— Start EXCERPTED RECORDS —
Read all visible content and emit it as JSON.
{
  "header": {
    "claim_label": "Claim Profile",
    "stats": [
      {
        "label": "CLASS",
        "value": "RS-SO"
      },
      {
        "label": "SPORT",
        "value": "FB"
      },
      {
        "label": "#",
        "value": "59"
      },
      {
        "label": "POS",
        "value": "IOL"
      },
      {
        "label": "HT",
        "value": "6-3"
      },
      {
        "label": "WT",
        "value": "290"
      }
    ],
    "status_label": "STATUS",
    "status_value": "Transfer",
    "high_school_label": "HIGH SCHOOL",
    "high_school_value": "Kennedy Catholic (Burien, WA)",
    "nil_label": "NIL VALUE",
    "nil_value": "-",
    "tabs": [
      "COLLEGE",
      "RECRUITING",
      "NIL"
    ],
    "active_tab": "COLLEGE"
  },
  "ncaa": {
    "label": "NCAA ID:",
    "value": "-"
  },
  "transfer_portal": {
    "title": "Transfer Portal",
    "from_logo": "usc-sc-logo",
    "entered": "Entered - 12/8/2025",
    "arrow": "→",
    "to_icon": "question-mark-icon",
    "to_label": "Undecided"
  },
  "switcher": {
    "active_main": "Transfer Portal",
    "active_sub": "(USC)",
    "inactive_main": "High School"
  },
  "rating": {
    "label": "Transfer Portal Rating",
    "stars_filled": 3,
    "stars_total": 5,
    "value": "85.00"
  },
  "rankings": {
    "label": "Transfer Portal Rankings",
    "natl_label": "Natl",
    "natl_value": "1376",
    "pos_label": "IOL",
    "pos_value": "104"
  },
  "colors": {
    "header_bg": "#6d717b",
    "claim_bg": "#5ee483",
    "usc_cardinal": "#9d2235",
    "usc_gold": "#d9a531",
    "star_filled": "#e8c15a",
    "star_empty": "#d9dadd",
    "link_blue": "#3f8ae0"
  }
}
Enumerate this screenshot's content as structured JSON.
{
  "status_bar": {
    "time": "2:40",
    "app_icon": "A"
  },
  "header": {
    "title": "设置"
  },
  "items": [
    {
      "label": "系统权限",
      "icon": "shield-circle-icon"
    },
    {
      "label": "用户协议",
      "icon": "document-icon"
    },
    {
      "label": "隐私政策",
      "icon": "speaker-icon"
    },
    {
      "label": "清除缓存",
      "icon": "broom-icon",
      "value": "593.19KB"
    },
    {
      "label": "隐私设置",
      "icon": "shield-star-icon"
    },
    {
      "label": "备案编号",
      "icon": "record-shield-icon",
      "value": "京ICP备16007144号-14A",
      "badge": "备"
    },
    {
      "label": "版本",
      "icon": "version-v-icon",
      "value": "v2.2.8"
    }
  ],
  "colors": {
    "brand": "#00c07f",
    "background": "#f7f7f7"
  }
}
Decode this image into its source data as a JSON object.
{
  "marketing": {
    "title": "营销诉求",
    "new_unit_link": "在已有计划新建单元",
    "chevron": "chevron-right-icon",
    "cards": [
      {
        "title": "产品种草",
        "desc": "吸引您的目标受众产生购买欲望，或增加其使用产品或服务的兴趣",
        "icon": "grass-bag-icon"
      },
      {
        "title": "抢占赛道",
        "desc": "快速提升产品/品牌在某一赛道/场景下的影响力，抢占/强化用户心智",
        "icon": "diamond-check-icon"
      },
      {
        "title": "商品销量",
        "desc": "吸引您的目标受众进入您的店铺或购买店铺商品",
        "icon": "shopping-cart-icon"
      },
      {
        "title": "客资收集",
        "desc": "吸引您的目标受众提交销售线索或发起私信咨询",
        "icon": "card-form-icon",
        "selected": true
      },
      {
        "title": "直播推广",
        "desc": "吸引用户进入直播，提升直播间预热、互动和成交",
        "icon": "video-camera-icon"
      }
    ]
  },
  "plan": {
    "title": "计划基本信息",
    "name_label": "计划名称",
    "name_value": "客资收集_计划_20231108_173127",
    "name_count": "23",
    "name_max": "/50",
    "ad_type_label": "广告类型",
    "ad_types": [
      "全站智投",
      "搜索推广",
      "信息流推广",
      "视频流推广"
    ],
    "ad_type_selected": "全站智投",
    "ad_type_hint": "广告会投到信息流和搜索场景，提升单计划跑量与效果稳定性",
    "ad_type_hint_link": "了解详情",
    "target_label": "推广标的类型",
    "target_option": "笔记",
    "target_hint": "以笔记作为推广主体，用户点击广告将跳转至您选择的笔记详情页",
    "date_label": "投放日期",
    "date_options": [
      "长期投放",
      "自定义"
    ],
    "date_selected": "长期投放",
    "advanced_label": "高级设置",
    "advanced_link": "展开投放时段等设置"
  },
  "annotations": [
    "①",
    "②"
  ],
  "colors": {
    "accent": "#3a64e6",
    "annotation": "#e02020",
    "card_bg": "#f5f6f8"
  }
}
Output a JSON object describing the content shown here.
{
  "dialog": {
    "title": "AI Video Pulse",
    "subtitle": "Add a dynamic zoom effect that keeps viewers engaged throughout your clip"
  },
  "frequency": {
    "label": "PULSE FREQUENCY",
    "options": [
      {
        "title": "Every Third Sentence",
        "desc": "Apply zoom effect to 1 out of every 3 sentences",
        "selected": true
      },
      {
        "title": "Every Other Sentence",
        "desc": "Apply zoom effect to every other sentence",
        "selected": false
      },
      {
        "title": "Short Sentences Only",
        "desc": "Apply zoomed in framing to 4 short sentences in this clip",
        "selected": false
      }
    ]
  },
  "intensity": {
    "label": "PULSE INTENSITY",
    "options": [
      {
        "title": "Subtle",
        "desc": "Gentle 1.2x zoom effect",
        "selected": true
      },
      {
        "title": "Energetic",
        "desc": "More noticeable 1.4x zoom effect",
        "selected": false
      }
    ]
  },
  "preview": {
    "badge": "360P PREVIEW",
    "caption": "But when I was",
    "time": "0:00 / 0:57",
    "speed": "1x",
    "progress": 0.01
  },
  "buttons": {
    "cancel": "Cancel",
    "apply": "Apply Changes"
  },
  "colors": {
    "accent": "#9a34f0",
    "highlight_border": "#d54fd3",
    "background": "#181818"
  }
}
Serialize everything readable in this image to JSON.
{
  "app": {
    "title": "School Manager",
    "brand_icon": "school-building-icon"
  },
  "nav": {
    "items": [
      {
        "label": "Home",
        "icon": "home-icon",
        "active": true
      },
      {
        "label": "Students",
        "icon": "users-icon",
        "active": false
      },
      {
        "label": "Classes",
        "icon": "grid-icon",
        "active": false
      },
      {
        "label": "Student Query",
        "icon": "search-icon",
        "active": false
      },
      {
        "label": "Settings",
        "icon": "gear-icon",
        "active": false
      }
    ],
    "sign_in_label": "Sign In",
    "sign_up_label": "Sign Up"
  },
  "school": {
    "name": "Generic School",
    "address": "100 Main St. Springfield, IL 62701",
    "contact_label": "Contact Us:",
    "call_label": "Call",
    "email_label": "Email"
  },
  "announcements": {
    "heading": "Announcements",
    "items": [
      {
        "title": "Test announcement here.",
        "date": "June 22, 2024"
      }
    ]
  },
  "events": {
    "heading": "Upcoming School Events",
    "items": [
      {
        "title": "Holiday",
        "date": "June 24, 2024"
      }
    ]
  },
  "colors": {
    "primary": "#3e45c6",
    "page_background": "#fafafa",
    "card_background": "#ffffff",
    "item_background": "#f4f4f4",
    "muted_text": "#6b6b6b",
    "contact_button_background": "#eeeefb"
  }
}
— End EXCERPTED RECORDS —
PROBLEM TO SOLVE >>
Locate each line containing the string "this" and show it.

ANSWER FOR THE TASK >>
Enumerate this screenshot's content as structured JSON.
Decode this image into its source data as a JSON object.
        "desc": "Apply zoomed in framing to 4 short sentences in this clip",
Serialize everything readable in this image to JSON.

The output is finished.